[DIRECTION]: Skip the pictures. Transcribe the rest of the data below without changing a word.

:::

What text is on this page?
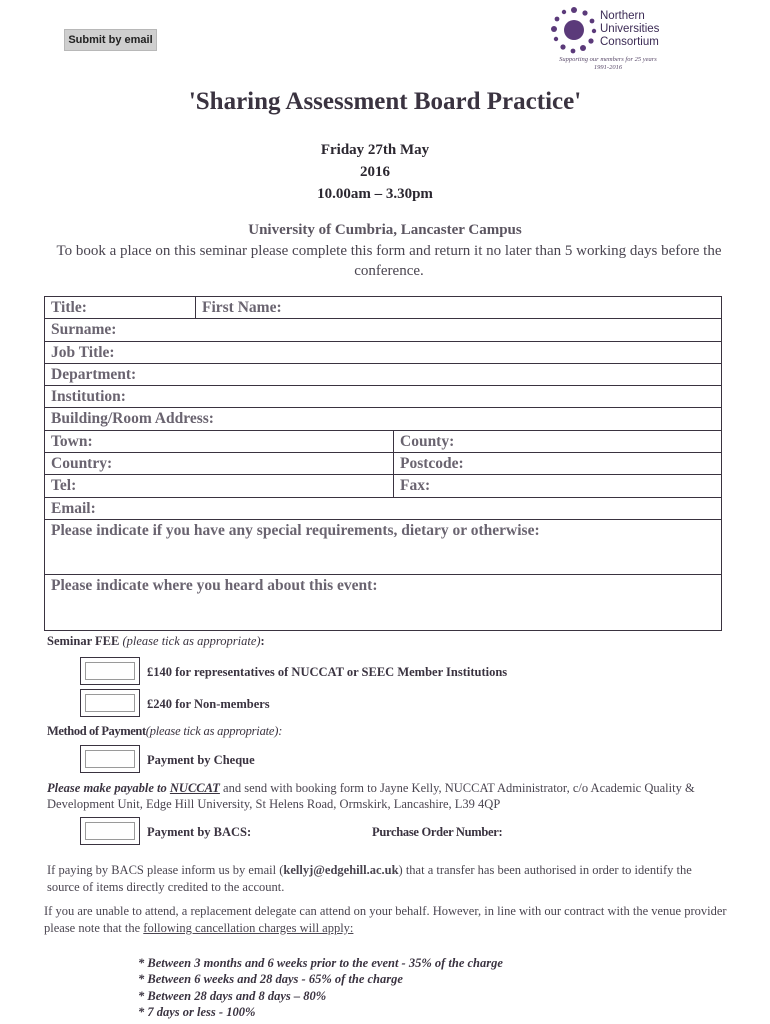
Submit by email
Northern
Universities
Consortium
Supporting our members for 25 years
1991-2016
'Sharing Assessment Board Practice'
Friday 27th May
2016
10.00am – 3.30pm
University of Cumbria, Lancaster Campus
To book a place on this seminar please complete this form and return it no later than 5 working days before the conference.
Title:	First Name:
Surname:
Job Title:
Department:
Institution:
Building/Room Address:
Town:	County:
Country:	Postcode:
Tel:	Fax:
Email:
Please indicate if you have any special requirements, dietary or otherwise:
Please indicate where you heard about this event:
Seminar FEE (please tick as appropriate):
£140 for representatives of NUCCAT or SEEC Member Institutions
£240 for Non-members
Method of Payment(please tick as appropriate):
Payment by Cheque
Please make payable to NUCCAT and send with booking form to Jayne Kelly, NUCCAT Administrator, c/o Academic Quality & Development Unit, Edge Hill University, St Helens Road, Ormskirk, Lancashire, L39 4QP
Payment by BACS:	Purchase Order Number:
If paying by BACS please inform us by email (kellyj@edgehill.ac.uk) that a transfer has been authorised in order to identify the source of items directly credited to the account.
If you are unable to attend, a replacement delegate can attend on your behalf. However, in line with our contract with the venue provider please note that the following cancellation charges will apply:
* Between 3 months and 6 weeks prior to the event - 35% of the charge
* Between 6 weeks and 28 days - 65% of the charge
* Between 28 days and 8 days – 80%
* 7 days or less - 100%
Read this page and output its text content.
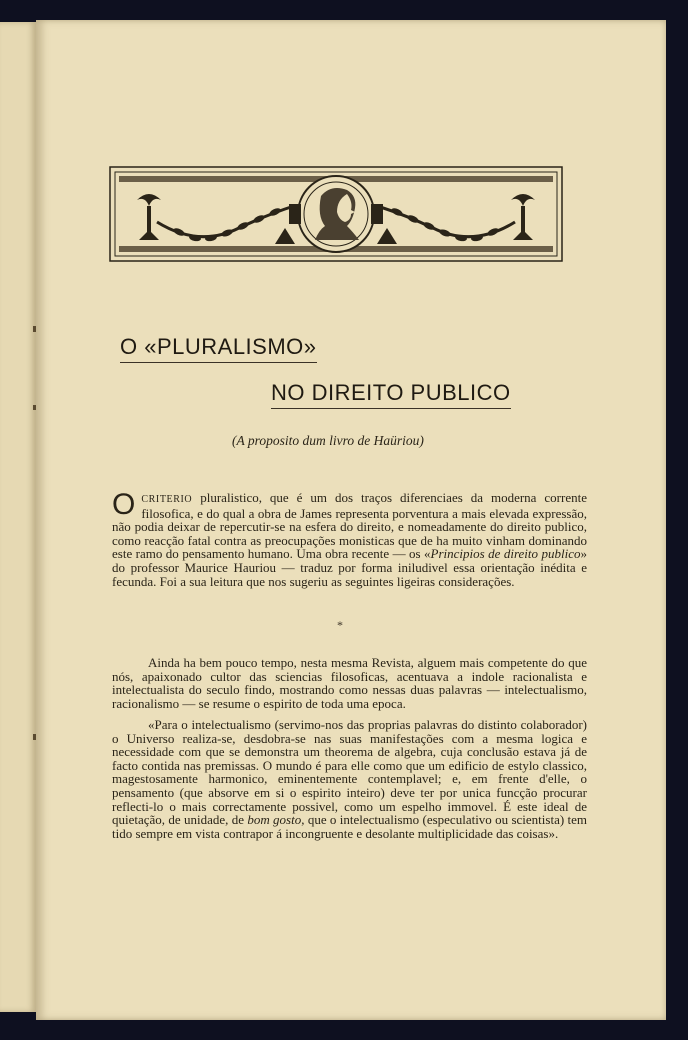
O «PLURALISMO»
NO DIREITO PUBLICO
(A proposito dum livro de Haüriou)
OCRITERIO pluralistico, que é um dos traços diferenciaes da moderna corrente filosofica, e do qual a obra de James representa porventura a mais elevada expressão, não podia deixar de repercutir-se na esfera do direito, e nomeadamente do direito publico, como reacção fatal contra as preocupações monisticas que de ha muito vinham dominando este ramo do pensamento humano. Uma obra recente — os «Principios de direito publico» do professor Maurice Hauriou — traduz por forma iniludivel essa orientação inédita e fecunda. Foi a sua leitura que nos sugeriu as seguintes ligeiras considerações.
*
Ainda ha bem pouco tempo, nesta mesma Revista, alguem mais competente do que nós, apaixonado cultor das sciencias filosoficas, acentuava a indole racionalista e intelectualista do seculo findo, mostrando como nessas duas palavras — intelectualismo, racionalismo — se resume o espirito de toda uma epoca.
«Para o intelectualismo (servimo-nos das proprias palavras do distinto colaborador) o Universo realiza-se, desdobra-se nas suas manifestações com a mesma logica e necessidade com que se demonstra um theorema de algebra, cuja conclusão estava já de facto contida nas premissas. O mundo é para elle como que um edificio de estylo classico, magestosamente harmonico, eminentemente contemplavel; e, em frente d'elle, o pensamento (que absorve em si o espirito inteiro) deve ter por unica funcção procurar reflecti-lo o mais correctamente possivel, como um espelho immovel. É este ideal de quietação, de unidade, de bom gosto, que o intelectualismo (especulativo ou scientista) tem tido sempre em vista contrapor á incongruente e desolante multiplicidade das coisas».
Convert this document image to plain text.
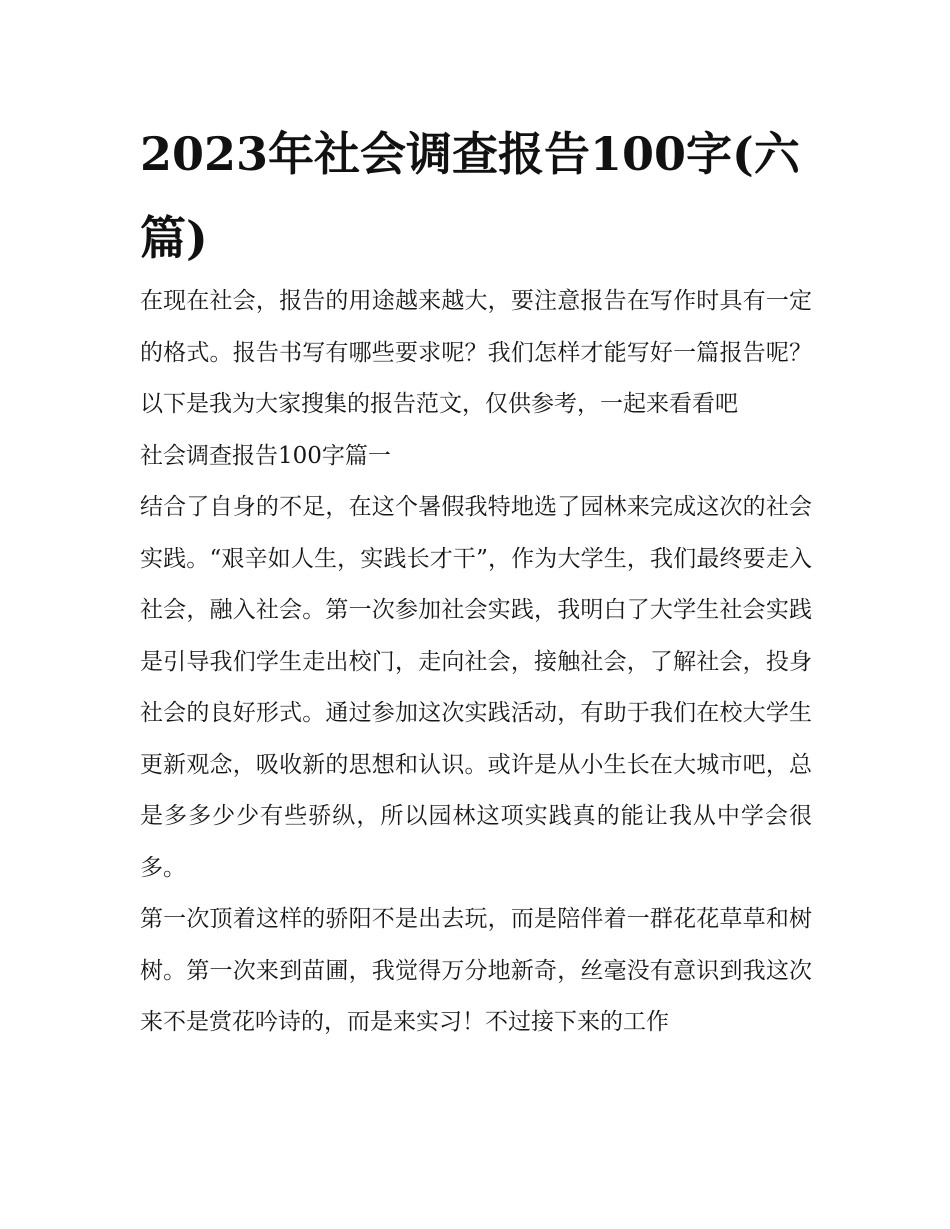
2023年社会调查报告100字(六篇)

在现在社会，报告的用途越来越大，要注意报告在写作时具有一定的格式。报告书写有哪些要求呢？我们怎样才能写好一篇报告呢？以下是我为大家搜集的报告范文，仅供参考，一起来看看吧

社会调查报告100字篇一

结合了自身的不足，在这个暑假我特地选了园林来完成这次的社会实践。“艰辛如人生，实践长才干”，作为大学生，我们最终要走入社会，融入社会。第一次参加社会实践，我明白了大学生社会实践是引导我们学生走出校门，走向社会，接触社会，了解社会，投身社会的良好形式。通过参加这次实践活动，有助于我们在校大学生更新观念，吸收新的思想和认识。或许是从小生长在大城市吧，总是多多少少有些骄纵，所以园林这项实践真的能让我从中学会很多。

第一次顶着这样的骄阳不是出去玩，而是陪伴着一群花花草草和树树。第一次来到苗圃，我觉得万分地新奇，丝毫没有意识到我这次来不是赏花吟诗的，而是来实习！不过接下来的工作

:::

[THE ANSWER]:
What text is on this page?
Submit by email
Northern
Universities
Consortium
Supporting our members for 25 years
1991-2016
'Sharing Assessment Board Practice'
Friday 27th May
2016
10.00am – 3.30pm
University of Cumbria, Lancaster Campus
To book a place on this seminar please complete this form and return it no later than 5 working days before the conference.
Title:	First Name:
Surname:
Job Title:
Department:
Institution:
Building/Room Address:
Town:	County:
Country:	Postcode:
Tel:	Fax:
Email:
Please indicate if you have any special requirements, dietary or otherwise:
Please indicate where you heard about this event:
Seminar FEE (please tick as appropriate):
£140 for representatives of NUCCAT or SEEC Member Institutions
£240 for Non-members
Method of Payment(please tick as appropriate):
Payment by Cheque
Please make payable to NUCCAT and send with booking form to Jayne Kelly, NUCCAT Administrator, c/o Academic Quality & Development Unit, Edge Hill University, St Helens Road, Ormskirk, Lancashire, L39 4QP
Payment by BACS:	Purchase Order Number:
If paying by BACS please inform us by email (kellyj@edgehill.ac.uk) that a transfer has been authorised in order to identify the source of items directly credited to the account.
If you are unable to attend, a replacement delegate can attend on your behalf. However, in line with our contract with the venue provider please note that the following cancellation charges will apply:
* Between 3 months and 6 weeks prior to the event - 35% of the charge
* Between 6 weeks and 28 days - 65% of the charge
* Between 28 days and 8 days – 80%
* 7 days or less - 100%
Read this page and output its text content.
O «PLURALISMO»
NO DIREITO PUBLICO
(A proposito dum livro de Haüriou)
OCRITERIO pluralistico, que é um dos traços diferenciaes da moderna corrente filosofica, e do qual a obra de James representa porventura a mais elevada expressão, não podia deixar de repercutir-se na esfera do direito, e nomeadamente do direito publico, como reacção fatal contra as preocupações monisticas que de ha muito vinham dominando este ramo do pensamento humano. Uma obra recente — os «Principios de direito publico» do professor Maurice Hauriou — traduz por forma iniludivel essa orientação inédita e fecunda. Foi a sua leitura que nos sugeriu as seguintes ligeiras considerações.
*
Ainda ha bem pouco tempo, nesta mesma Revista, alguem mais competente do que nós, apaixonado cultor das sciencias filosoficas, acentuava a indole racionalista e intelectualista do seculo findo, mostrando como nessas duas palavras — intelectualismo, racionalismo — se resume o espirito de toda uma epoca.
«Para o intelectualismo (servimo-nos das proprias palavras do distinto colaborador) o Universo realiza-se, desdobra-se nas suas manifestações com a mesma logica e necessidade com que se demonstra um theorema de algebra, cuja conclusão estava já de facto contida nas premissas. O mundo é para elle como que um edificio de estylo classico, magestosamente harmonico, eminentemente contemplavel; e, em frente d'elle, o pensamento (que absorve em si o espirito inteiro) deve ter por unica funcção procurar reflecti-lo o mais correctamente possivel, como um espelho immovel. É este ideal de quietação, de unidade, de bom gosto, que o intelectualismo (especulativo ou scientista) tem tido sempre em vista contrapor á incongruente e desolante multiplicidade das coisas».
Convert this document image to plain text.
2023年社会调查报告100字(六篇)

在现在社会，报告的用途越来越大，要注意报告在写作时具有一定的格式。报告书写有哪些要求呢？我们怎样才能写好一篇报告呢？以下是我为大家搜集的报告范文，仅供参考，一起来看看吧

社会调查报告100字篇一

结合了自身的不足，在这个暑假我特地选了园林来完成这次的社会实践。“艰辛如人生，实践长才干”，作为大学生，我们最终要走入社会，融入社会。第一次参加社会实践，我明白了大学生社会实践是引导我们学生走出校门，走向社会，接触社会，了解社会，投身社会的良好形式。通过参加这次实践活动，有助于我们在校大学生更新观念，吸收新的思想和认识。或许是从小生长在大城市吧，总是多多少少有些骄纵，所以园林这项实践真的能让我从中学会很多。

第一次顶着这样的骄阳不是出去玩，而是陪伴着一群花花草草和树树。第一次来到苗圃，我觉得万分地新奇，丝毫没有意识到我这次来不是赏花吟诗的，而是来实习！不过接下来的工作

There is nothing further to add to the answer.